-- Start --

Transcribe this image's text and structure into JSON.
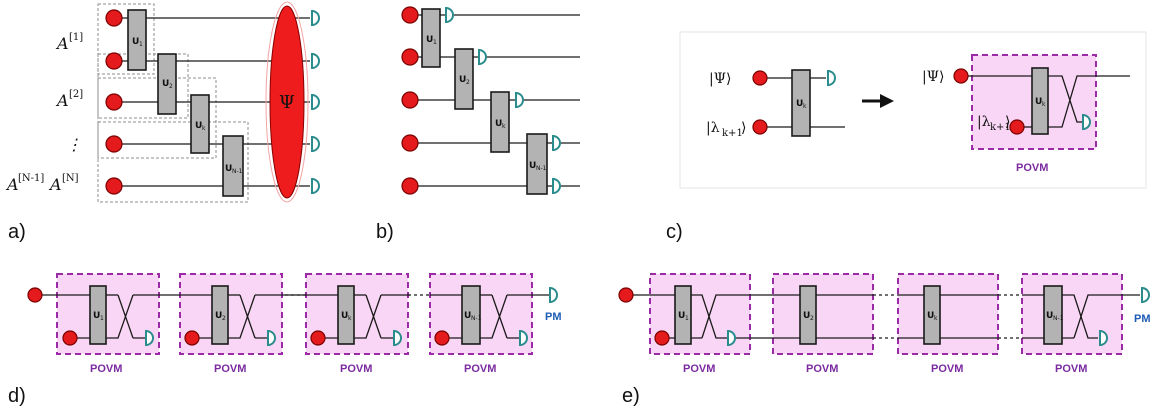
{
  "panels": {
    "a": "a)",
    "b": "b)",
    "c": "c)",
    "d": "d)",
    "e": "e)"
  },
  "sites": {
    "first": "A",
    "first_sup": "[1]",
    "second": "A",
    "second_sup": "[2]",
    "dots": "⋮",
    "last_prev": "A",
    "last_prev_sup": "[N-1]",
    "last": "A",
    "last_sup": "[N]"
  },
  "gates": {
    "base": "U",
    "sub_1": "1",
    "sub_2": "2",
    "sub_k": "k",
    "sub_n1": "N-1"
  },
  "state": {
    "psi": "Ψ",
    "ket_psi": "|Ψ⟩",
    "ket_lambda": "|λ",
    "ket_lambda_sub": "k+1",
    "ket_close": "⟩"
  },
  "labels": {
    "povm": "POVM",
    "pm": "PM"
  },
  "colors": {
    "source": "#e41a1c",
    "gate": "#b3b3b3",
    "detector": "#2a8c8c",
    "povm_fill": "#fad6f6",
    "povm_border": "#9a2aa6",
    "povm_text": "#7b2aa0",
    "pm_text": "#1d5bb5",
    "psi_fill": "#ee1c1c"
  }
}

-- End --

• GOAL OF THE EXERCISE:
Pictures in the records must not appear in the copy; transcribe everything else precisely.

• FINISHED EXERCISE:
Transcribe this image's text and structure into JSON.
{
  "panels": {
    "a": "a)",
    "b": "b)",
    "c": "c)",
    "d": "d)",
    "e": "e)"
  },
  "sites": {
    "first": "A",
    "first_sup": "[1]",
    "second": "A",
    "second_sup": "[2]",
    "dots": "⋮",
    "last_prev": "A",
    "last_prev_sup": "[N-1]",
    "last": "A",
    "last_sup": "[N]"
  },
  "gates": {
    "base": "U",
    "sub_1": "1",
    "sub_2": "2",
    "sub_k": "k",
    "sub_n1": "N-1"
  },
  "state": {
    "psi": "Ψ",
    "ket_psi": "|Ψ⟩",
    "ket_lambda": "|λ",
    "ket_lambda_sub": "k+1",
    "ket_close": "⟩"
  },
  "labels": {
    "povm": "POVM",
    "pm": "PM"
  },
  "colors": {
    "source": "#e41a1c",
    "gate": "#b3b3b3",
    "detector": "#2a8c8c",
    "povm_fill": "#fad6f6",
    "povm_border": "#9a2aa6",
    "povm_text": "#7b2aa0",
    "pm_text": "#1d5bb5",
    "psi_fill": "#ee1c1c"
  }
}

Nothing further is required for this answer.